Below are records to transcribe exactly, without their pictures.

-- Records for processing start --

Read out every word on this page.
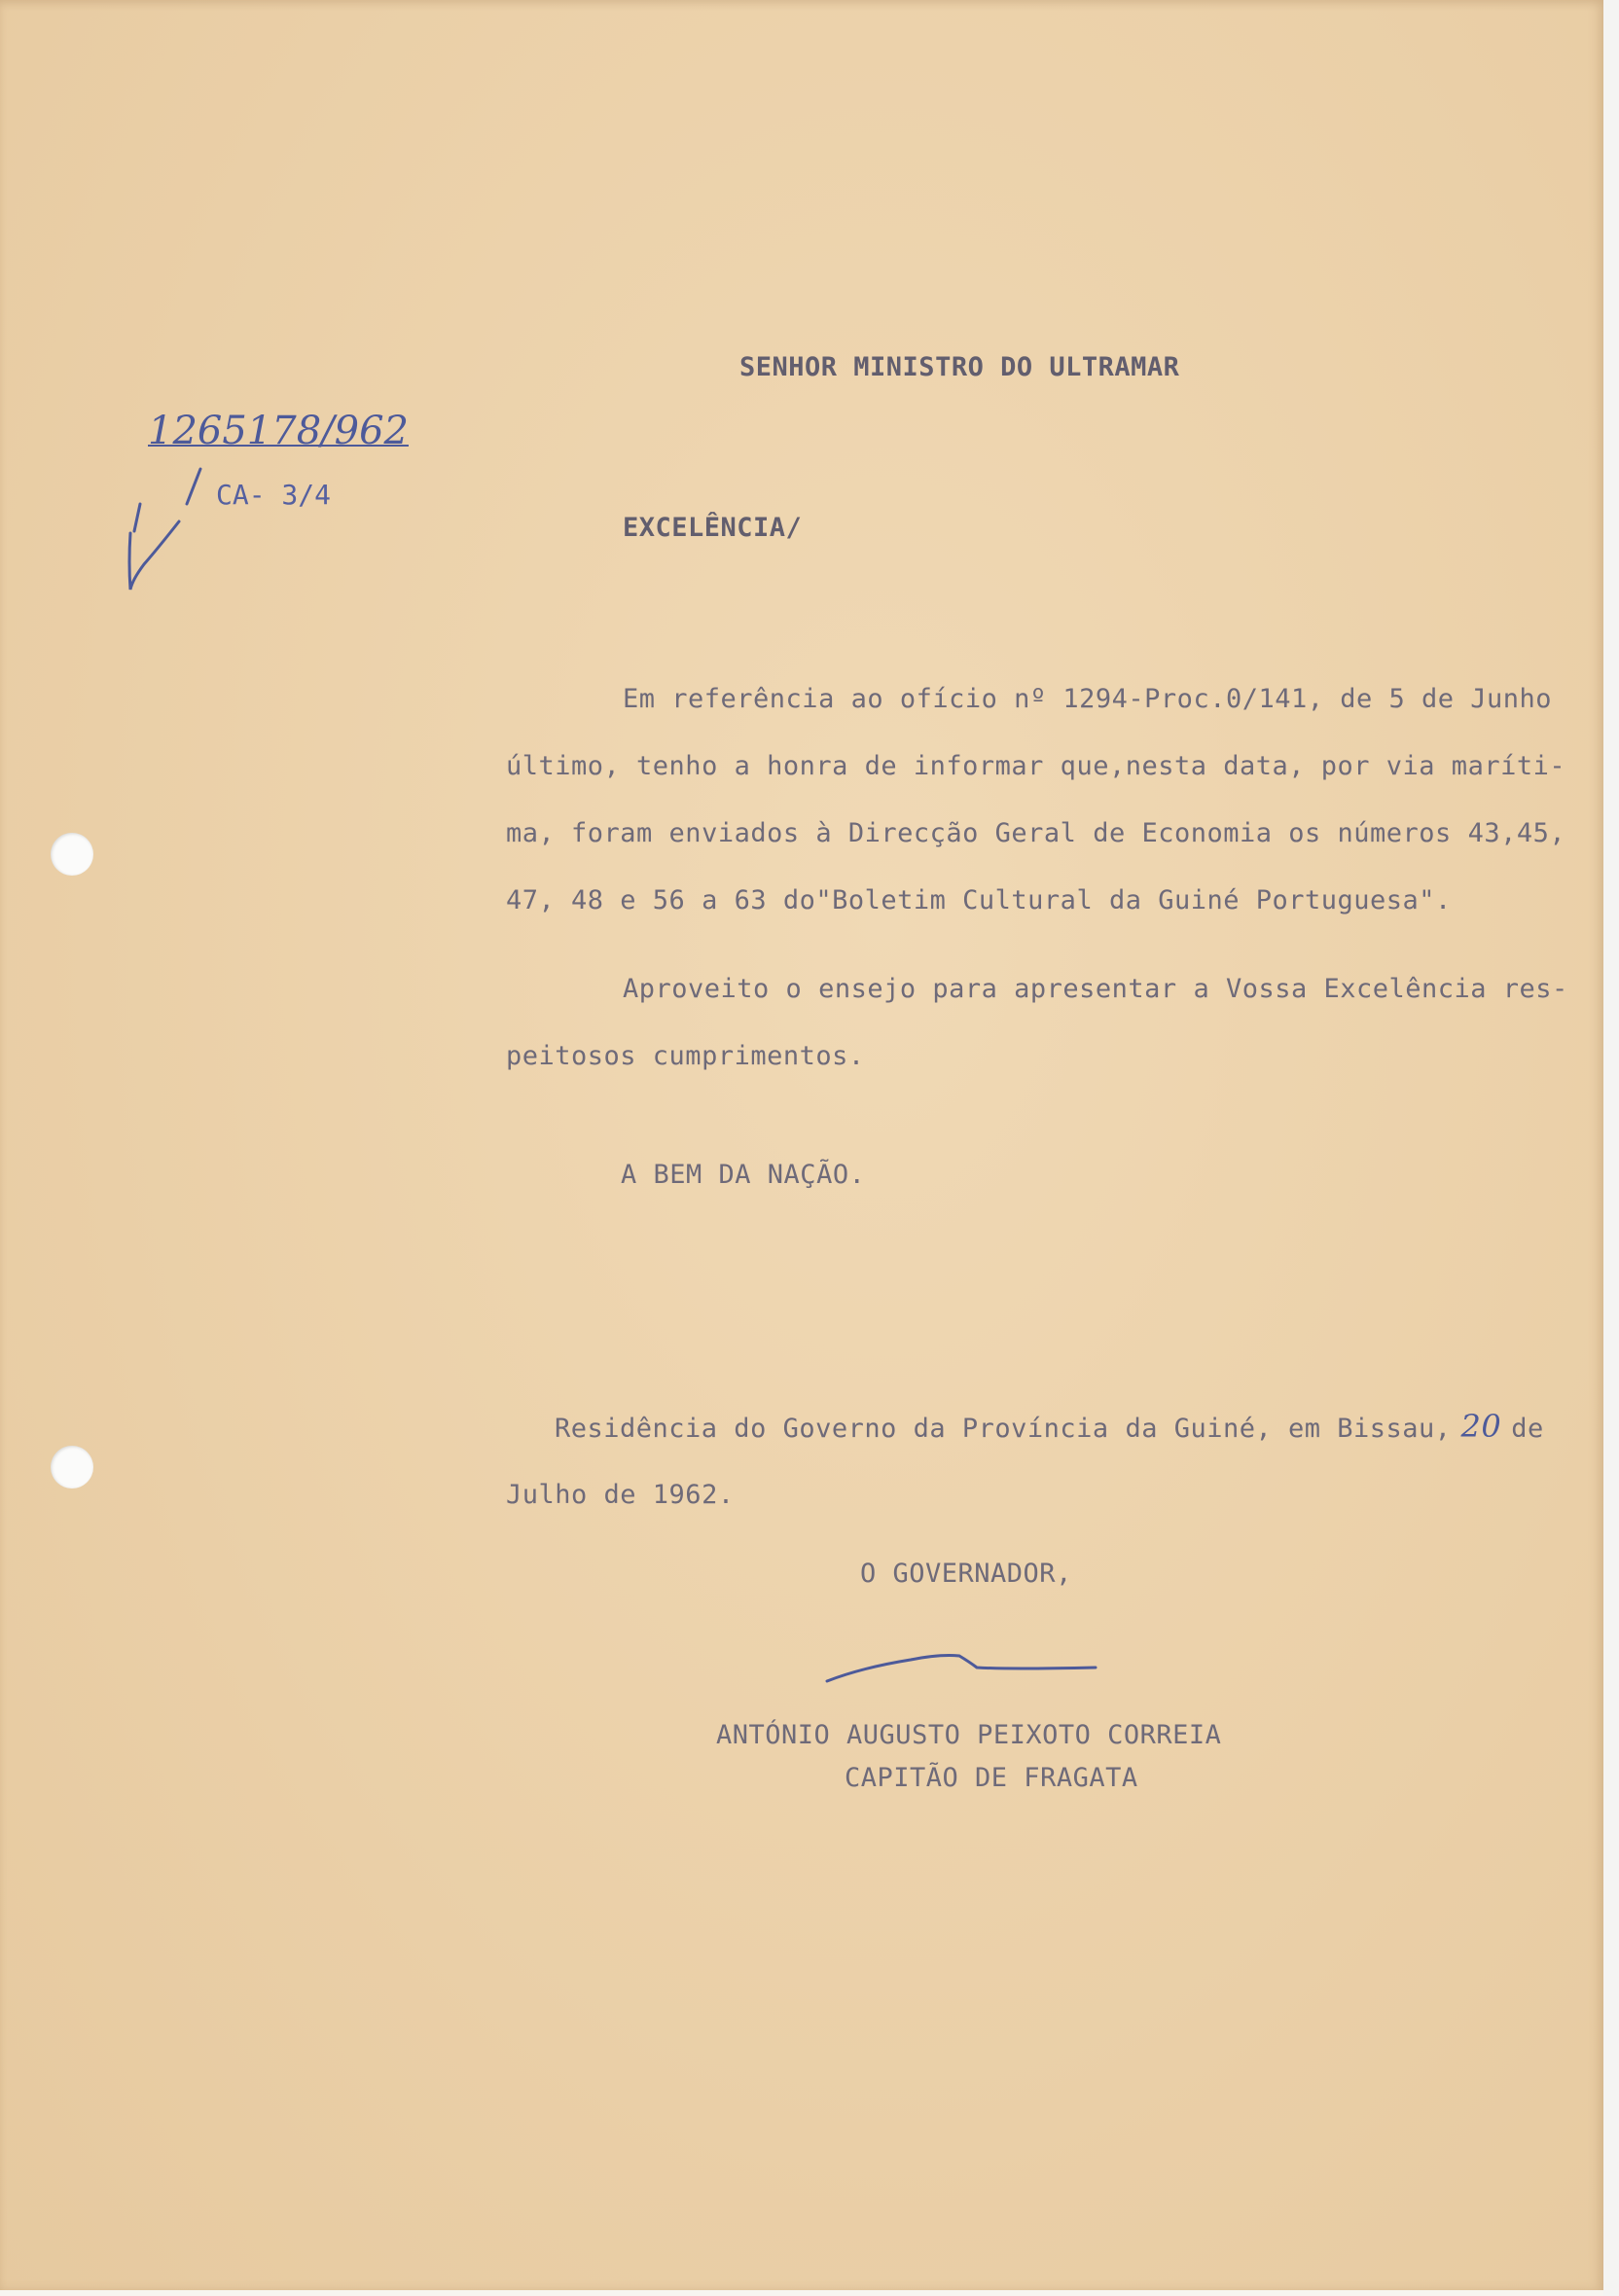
SENHOR MINISTRO DO ULTRAMAR
1265178/962
CA- 3/4
EXCELÊNCIA/
Em referência ao ofício nº 1294-Proc.0/141, de 5 de Junho
último, tenho a honra de informar que,nesta data, por via maríti-
ma, foram enviados à Direcção Geral de Economia os números 43,45,
47, 48 e 56 a 63 do"Boletim Cultural da Guiné Portuguesa".
Aproveito o ensejo para apresentar a Vossa Excelência res-
peitosos cumprimentos.
A BEM DA NAÇÃO.
Residência do Governo da Província da Guiné, em Bissau, 20 de
Julho de 1962.
O GOVERNADOR,
ANTÓNIO AUGUSTO PEIXOTO CORREIA
CAPITÃO DE FRAGATA
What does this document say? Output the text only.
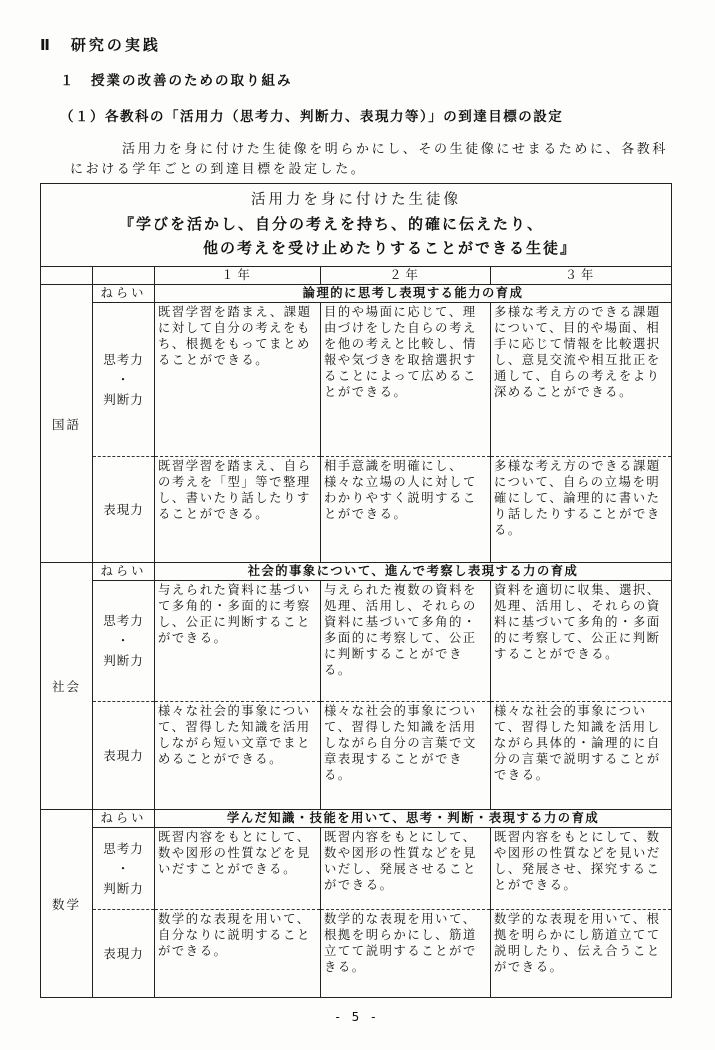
Ⅱ　研究の実践
１　授業の改善のための取り組み
（１）各教科の「活用力（思考力、判断力、表現力等）」の到達目標の設定
活用力を身に付けた生徒像を明らかにし、その生徒像にせまるために、各教科における学年ごとの到達目標を設定した。
活用力を身に付けた生徒像
『学びを活かし、自分の考えを持ち、的確に伝えたり、
他の考えを受け止めたりすることができる生徒』				

		１年	２年	３年
国語	ねらい	論理的に思考し表現する能力の育成		
	思考力
・
判断力	既習学習を踏まえ、課題に対して自分の考えをもち、根拠をもってまとめることができる。	目的や場面に応じて、理由づけをした自らの考えを他の考えと比較し、情報や気づきを取捨選択することによって広めることができる。	多様な考え方のできる課題について、目的や場面、相手に応じて情報を比較選択し、意見交流や相互批正を通して、自らの考えをより深めることができる。
	表現力	既習学習を踏まえ、自らの考えを「型」等で整理し、書いたり話したりすることができる。	相手意識を明確にし、様々な立場の人に対してわかりやすく説明することができる。	多様な考え方のできる課題について、自らの立場を明確にして、論理的に書いたり話したりすることができる。
社会	ねらい	社会的事象について、進んで考察し表現する力の育成		
	思考力
・
判断力	与えられた資料に基づいて多角的・多面的に考察し、公正に判断することができる。	与えられた複数の資料を処理、活用し、それらの資料に基づいて多角的・多面的に考察して、公正に判断することができる。	資料を適切に収集、選択、処理、活用し、それらの資料に基づいて多角的・多面的に考察して、公正に判断することができる。
	表現力	様々な社会的事象について、習得した知識を活用しながら短い文章でまとめることができる。	様々な社会的事象について、習得した知識を活用しながら自分の言葉で文章表現することができる。	様々な社会的事象について、習得した知識を活用しながら具体的・論理的に自分の言葉で説明することができる。
数学	ねらい	学んだ知識・技能を用いて、思考・判断・表現する力の育成		
	思考力
・
判断力	既習内容をもとにして、数や図形の性質などを見いだすことができる。	既習内容をもとにして、数や図形の性質などを見いだし、発展させることができる。	既習内容をもとにして、数や図形の性質などを見いだし、発展させ、探究することができる。
	表現力	数学的な表現を用いて、自分なりに説明することができる。	数学的な表現を用いて、根拠を明らかにし、筋道立てて説明することができる。	数学的な表現を用いて、根拠を明らかにし筋道立てて説明したり、伝え合うことができる。
- 5 -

-- Records for processing end --

> Result of the exercise:
Read out every word on this page.
SENHOR MINISTRO DO ULTRAMAR
1265178/962
CA- 3/4
EXCELÊNCIA/
Em referência ao ofício nº 1294-Proc.0/141, de 5 de Junho
último, tenho a honra de informar que,nesta data, por via maríti-
ma, foram enviados à Direcção Geral de Economia os números 43,45,
47, 48 e 56 a 63 do"Boletim Cultural da Guiné Portuguesa".
Aproveito o ensejo para apresentar a Vossa Excelência res-
peitosos cumprimentos.
A BEM DA NAÇÃO.
Residência do Governo da Província da Guiné, em Bissau, 20 de
Julho de 1962.
O GOVERNADOR,
ANTÓNIO AUGUSTO PEIXOTO CORREIA
CAPITÃO DE FRAGATA
What does this document say? Output the text only.
Ⅱ　研究の実践
１　授業の改善のための取り組み
（１）各教科の「活用力（思考力、判断力、表現力等）」の到達目標の設定
活用力を身に付けた生徒像を明らかにし、その生徒像にせまるために、各教科における学年ごとの到達目標を設定した。
活用力を身に付けた生徒像
『学びを活かし、自分の考えを持ち、的確に伝えたり、
他の考えを受け止めたりすることができる生徒』				

		１年	２年	３年
国語	ねらい	論理的に思考し表現する能力の育成		
	思考力
・
判断力	既習学習を踏まえ、課題に対して自分の考えをもち、根拠をもってまとめることができる。	目的や場面に応じて、理由づけをした自らの考えを他の考えと比較し、情報や気づきを取捨選択することによって広めることができる。	多様な考え方のできる課題について、目的や場面、相手に応じて情報を比較選択し、意見交流や相互批正を通して、自らの考えをより深めることができる。
	表現力	既習学習を踏まえ、自らの考えを「型」等で整理し、書いたり話したりすることができる。	相手意識を明確にし、様々な立場の人に対してわかりやすく説明することができる。	多様な考え方のできる課題について、自らの立場を明確にして、論理的に書いたり話したりすることができる。
社会	ねらい	社会的事象について、進んで考察し表現する力の育成		
	思考力
・
判断力	与えられた資料に基づいて多角的・多面的に考察し、公正に判断することができる。	与えられた複数の資料を処理、活用し、それらの資料に基づいて多角的・多面的に考察して、公正に判断することができる。	資料を適切に収集、選択、処理、活用し、それらの資料に基づいて多角的・多面的に考察して、公正に判断することができる。
	表現力	様々な社会的事象について、習得した知識を活用しながら短い文章でまとめることができる。	様々な社会的事象について、習得した知識を活用しながら自分の言葉で文章表現することができる。	様々な社会的事象について、習得した知識を活用しながら具体的・論理的に自分の言葉で説明することができる。
数学	ねらい	学んだ知識・技能を用いて、思考・判断・表現する力の育成		
	思考力
・
判断力	既習内容をもとにして、数や図形の性質などを見いだすことができる。	既習内容をもとにして、数や図形の性質などを見いだし、発展させることができる。	既習内容をもとにして、数や図形の性質などを見いだし、発展させ、探究することができる。
	表現力	数学的な表現を用いて、自分なりに説明することができる。	数学的な表現を用いて、根拠を明らかにし、筋道立てて説明することができる。	数学的な表現を用いて、根拠を明らかにし筋道立てて説明したり、伝え合うことができる。
- 5 -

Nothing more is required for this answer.